## STATED PROBLEM:
Among the entries, which lines carry the string "регулирования"? Copy each of them.
+++ DATA EXCERPTS
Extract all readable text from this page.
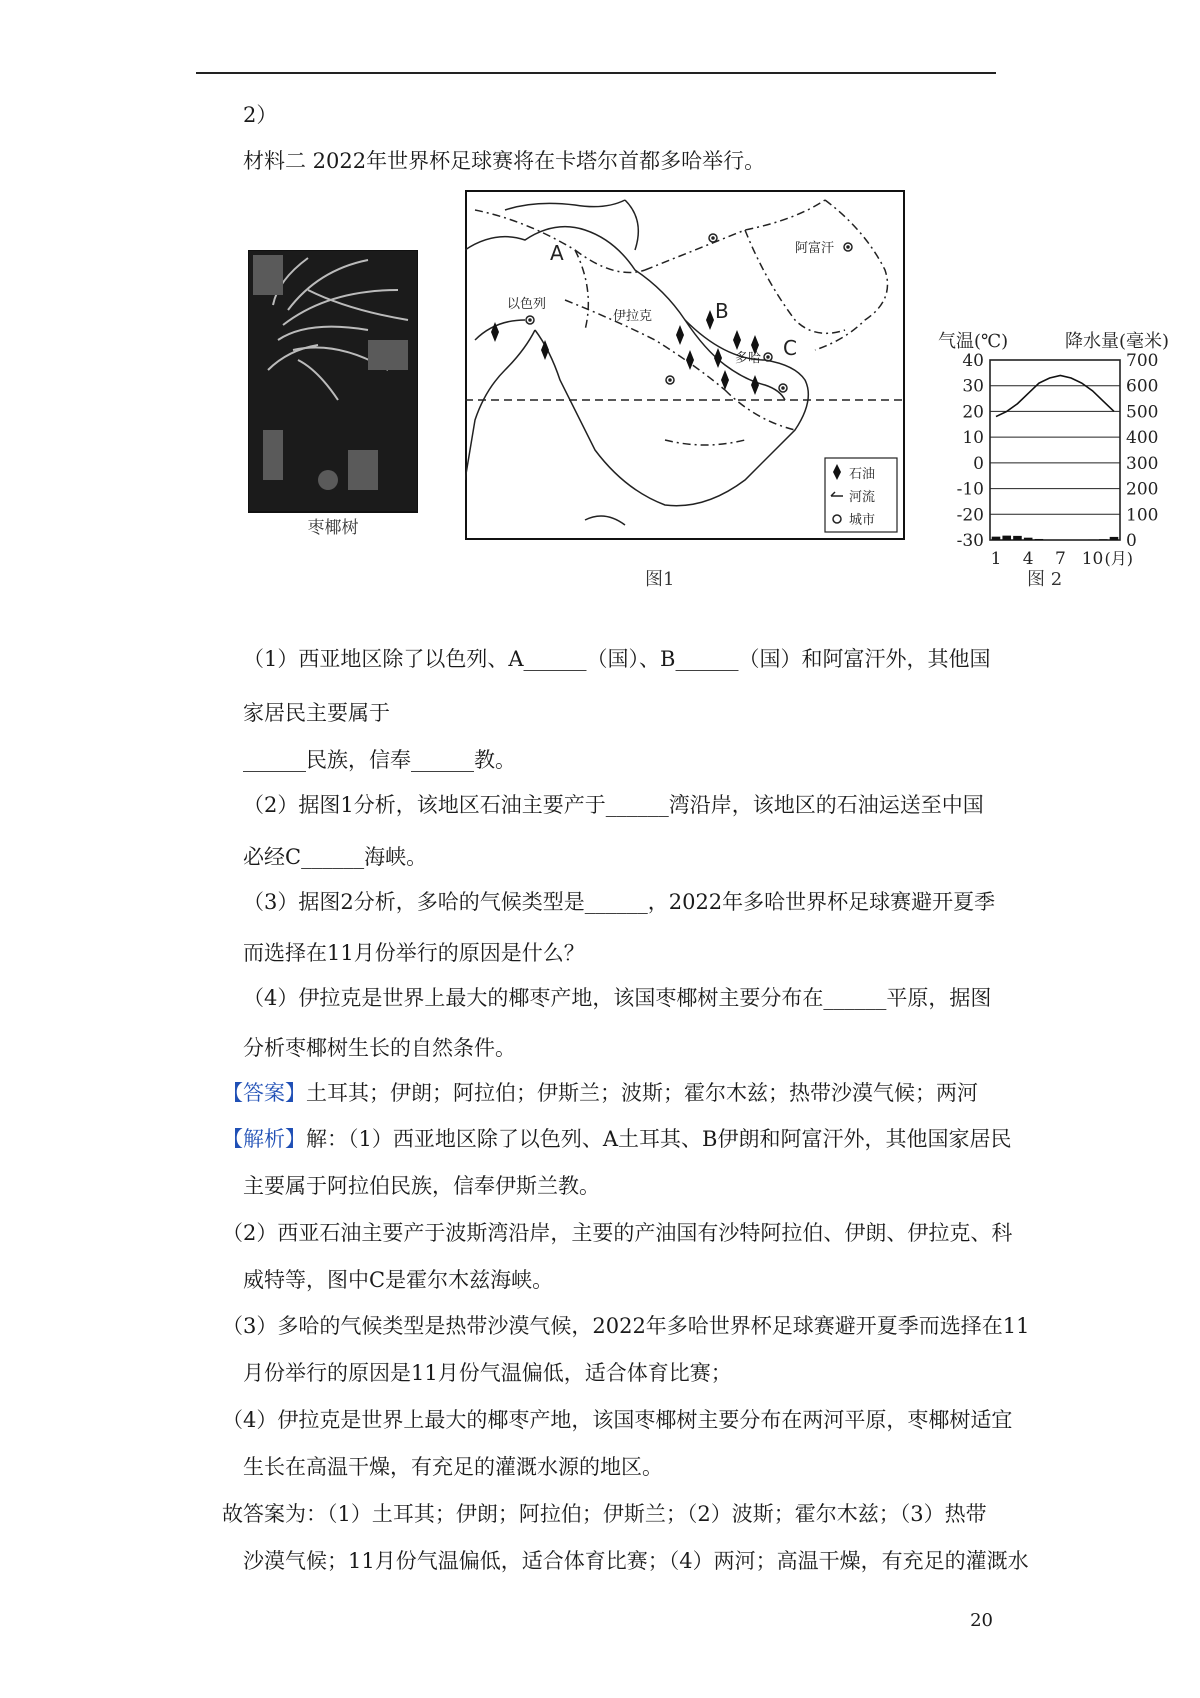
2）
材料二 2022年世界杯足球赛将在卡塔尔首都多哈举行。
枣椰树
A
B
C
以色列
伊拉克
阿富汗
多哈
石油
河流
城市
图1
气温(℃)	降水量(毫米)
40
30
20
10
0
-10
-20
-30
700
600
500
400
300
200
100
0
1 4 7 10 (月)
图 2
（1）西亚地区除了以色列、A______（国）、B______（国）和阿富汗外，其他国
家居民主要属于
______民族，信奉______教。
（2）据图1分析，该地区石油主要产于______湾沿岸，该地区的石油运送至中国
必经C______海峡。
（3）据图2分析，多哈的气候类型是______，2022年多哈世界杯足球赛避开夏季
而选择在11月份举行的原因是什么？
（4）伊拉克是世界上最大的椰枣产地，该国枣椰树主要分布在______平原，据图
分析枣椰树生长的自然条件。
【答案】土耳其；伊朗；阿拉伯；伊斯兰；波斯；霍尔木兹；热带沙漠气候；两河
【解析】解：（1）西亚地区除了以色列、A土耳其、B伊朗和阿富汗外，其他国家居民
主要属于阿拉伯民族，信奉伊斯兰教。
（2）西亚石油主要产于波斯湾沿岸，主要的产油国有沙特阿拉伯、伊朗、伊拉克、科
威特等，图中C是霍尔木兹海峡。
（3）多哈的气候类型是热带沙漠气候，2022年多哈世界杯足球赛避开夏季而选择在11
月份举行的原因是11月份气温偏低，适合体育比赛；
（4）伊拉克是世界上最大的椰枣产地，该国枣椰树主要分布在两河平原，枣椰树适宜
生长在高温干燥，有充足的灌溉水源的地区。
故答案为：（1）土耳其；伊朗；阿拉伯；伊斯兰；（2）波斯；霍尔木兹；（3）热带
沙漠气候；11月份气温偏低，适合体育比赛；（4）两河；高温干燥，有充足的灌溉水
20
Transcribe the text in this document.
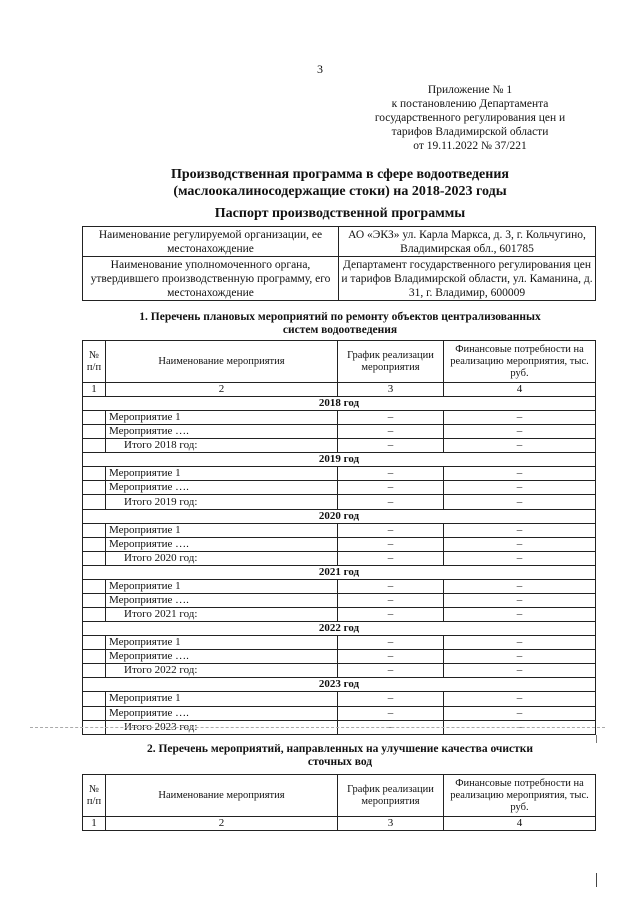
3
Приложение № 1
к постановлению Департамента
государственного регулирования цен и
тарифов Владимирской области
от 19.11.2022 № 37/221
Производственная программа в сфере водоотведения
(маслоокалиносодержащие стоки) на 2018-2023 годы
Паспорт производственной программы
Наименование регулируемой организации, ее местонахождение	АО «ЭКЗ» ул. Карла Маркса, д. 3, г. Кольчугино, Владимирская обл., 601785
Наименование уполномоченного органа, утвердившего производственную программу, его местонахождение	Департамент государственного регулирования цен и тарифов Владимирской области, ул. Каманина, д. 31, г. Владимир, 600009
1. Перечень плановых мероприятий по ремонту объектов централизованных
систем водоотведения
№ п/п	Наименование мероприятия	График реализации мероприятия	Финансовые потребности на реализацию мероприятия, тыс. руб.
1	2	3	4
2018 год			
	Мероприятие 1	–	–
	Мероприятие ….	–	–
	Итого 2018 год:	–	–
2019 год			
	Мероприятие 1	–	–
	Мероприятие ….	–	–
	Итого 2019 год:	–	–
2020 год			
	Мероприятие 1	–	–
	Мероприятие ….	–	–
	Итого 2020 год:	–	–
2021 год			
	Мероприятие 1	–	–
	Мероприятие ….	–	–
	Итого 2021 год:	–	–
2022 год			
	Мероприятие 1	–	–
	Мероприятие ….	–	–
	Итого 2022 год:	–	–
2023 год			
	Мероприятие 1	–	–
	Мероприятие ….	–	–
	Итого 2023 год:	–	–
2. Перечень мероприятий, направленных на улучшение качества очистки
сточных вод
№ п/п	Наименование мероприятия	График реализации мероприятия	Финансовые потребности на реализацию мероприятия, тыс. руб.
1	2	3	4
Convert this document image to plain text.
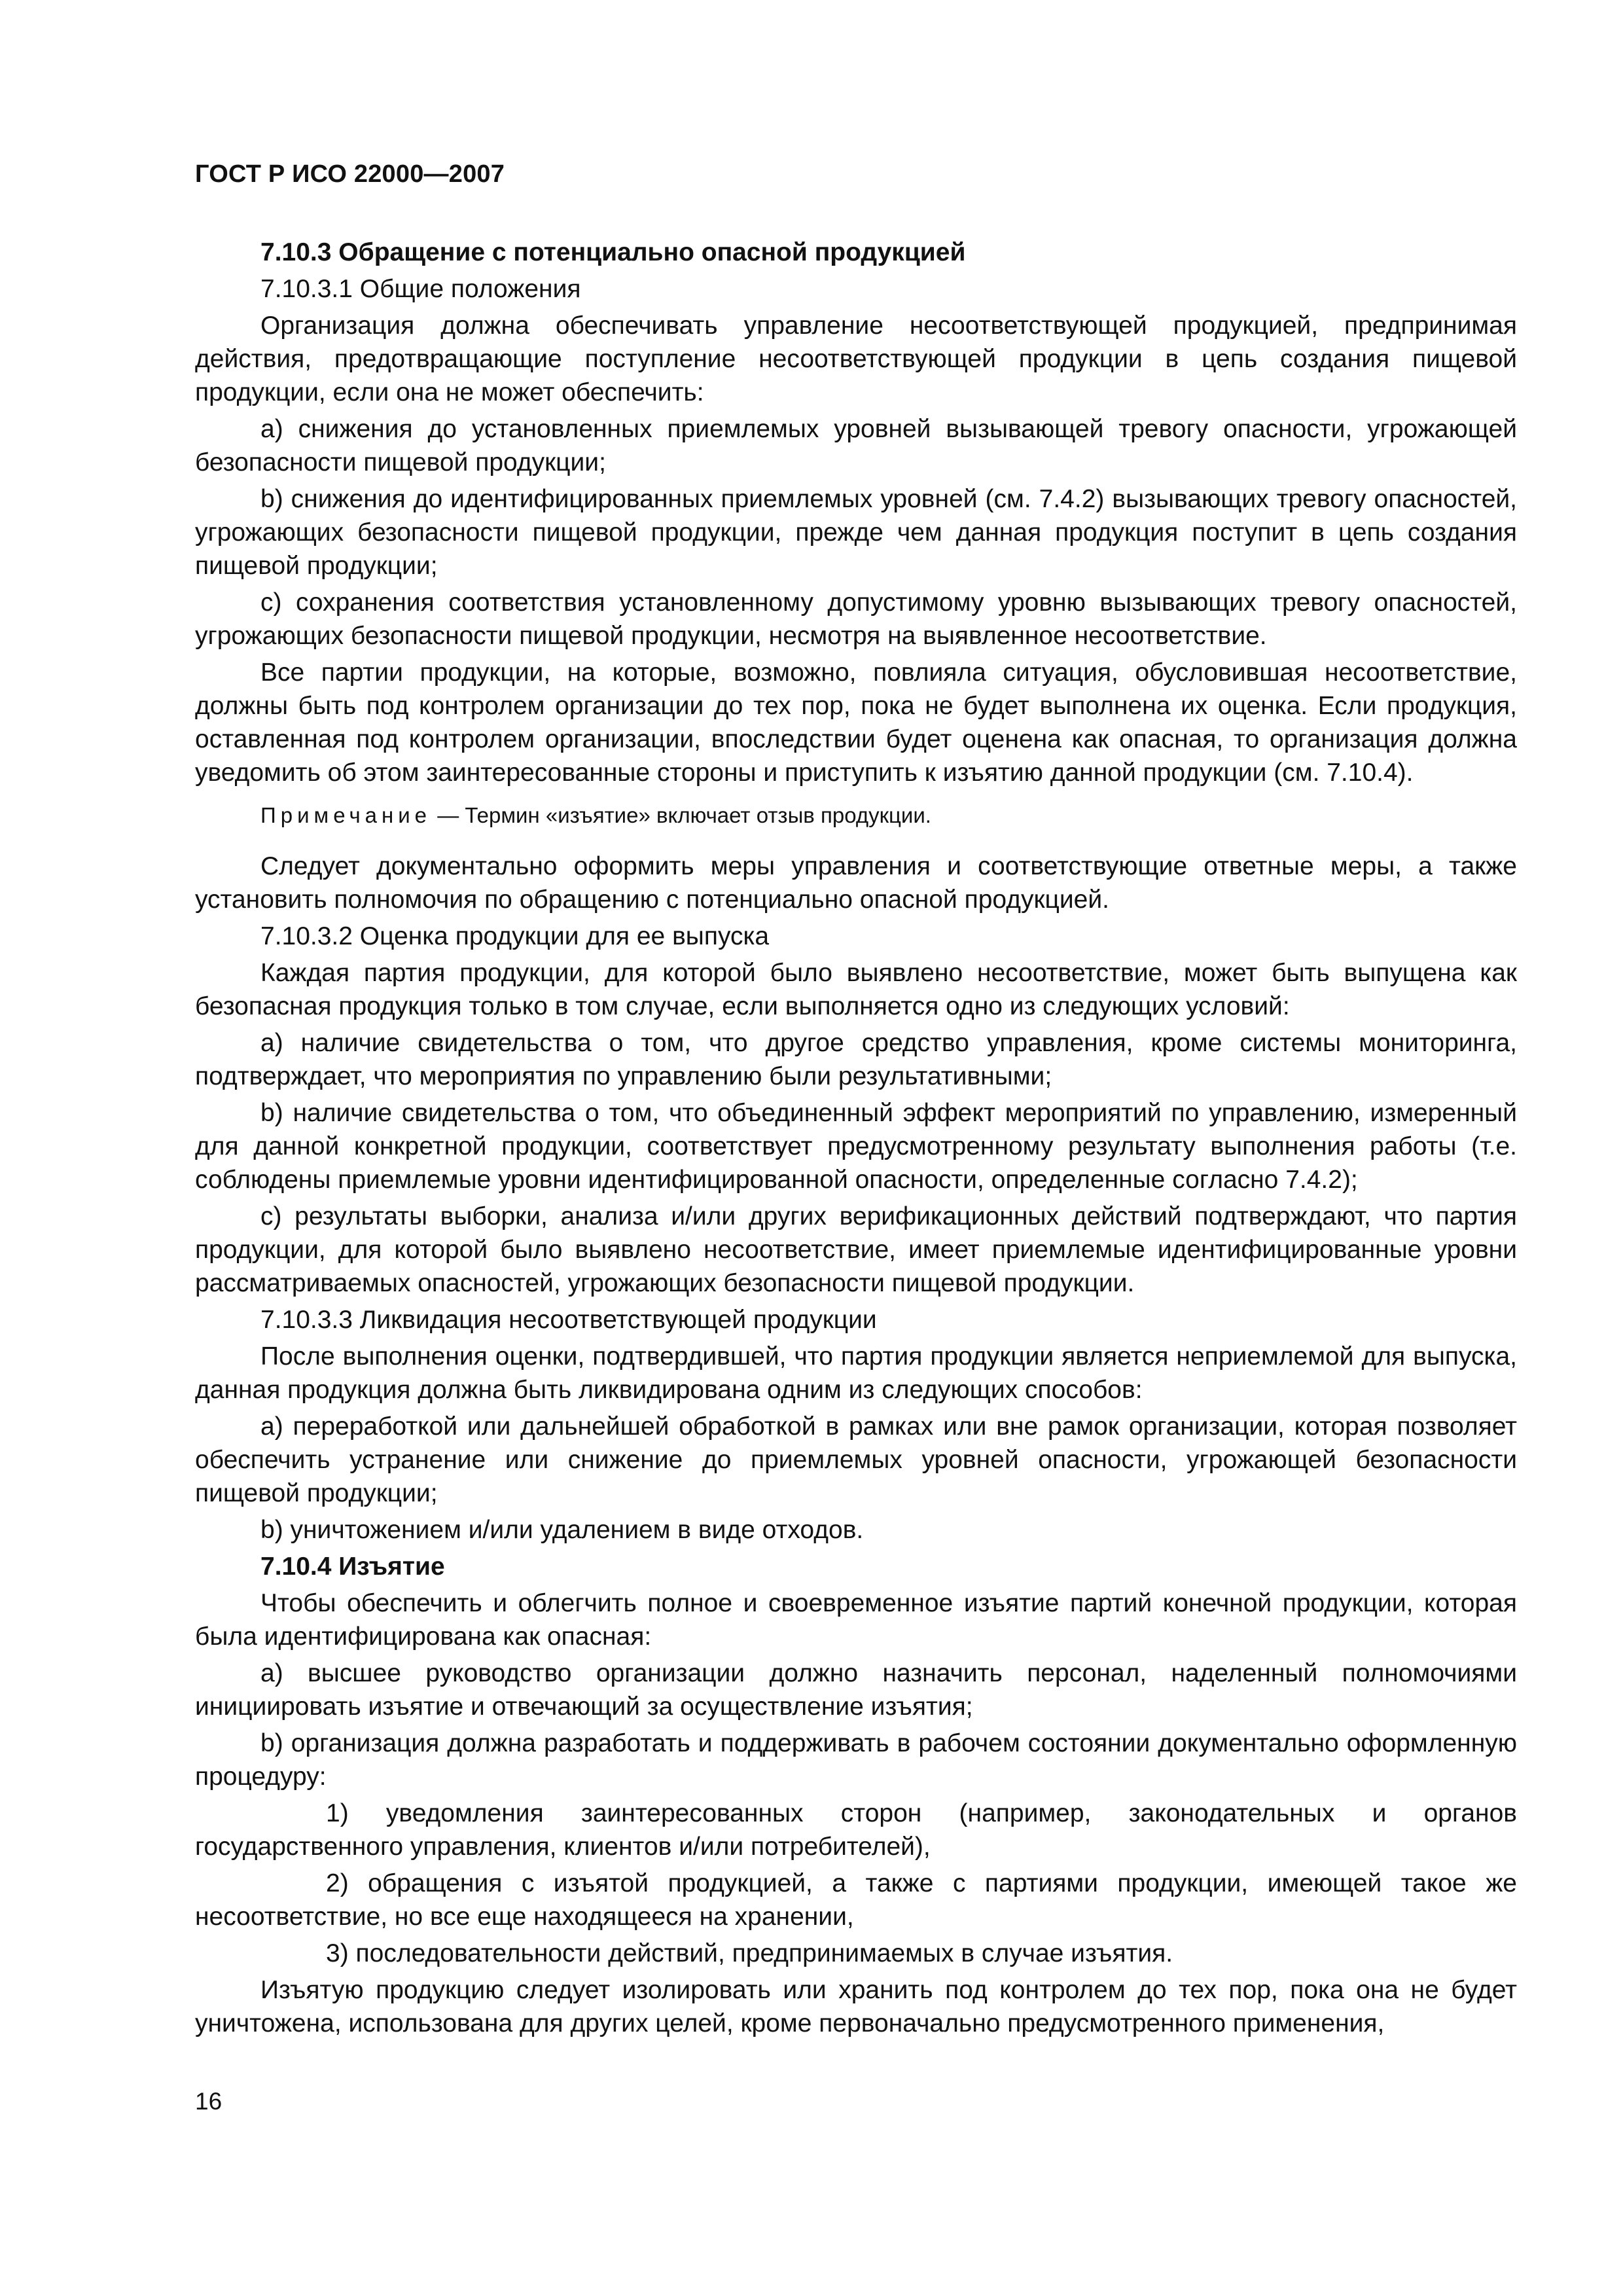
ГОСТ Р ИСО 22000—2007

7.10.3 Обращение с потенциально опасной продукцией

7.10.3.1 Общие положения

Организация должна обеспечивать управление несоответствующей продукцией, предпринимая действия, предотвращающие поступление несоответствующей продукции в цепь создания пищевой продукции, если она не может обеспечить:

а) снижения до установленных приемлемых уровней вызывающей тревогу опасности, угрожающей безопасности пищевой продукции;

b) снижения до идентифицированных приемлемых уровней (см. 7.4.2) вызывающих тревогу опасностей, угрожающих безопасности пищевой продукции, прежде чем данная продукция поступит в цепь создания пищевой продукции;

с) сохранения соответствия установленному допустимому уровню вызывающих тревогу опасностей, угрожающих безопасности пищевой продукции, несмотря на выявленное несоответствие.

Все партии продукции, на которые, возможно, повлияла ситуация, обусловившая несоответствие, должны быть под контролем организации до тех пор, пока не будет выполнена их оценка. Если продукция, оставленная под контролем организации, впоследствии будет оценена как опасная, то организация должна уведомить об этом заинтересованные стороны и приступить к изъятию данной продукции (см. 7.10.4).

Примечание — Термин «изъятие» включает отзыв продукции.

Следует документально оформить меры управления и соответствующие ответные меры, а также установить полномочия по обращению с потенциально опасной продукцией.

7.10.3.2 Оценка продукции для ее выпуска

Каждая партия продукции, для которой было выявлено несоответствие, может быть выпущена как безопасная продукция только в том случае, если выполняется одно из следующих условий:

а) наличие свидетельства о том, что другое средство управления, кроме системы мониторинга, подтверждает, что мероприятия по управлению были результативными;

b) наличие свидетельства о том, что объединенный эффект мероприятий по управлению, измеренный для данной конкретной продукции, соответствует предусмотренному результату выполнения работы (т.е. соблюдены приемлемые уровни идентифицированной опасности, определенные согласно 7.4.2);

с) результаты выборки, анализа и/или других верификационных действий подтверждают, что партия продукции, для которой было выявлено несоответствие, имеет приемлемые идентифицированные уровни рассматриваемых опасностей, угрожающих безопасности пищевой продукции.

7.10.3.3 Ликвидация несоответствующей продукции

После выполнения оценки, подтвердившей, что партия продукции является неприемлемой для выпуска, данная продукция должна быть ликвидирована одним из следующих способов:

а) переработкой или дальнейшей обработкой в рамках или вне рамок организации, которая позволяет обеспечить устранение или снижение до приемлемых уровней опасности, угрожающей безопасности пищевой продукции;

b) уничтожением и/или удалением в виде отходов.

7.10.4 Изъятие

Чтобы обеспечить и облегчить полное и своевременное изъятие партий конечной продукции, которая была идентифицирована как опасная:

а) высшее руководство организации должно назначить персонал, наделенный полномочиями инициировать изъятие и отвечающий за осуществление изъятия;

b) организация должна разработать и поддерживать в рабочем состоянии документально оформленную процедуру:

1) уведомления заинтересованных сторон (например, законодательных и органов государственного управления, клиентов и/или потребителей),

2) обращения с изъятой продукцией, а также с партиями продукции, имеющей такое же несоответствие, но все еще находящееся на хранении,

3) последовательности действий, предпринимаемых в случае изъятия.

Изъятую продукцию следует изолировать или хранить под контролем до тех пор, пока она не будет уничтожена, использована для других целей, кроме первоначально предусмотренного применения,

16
++++++
## RESPONSE:
государственного регулирования цен и
Наименование уполномоченного органа, утвердившего производственную программу, его местонахождение	Департамент государственного регулирования цен и тарифов Владимирской области, ул. Каманина, д. 31, г. Владимир, 600009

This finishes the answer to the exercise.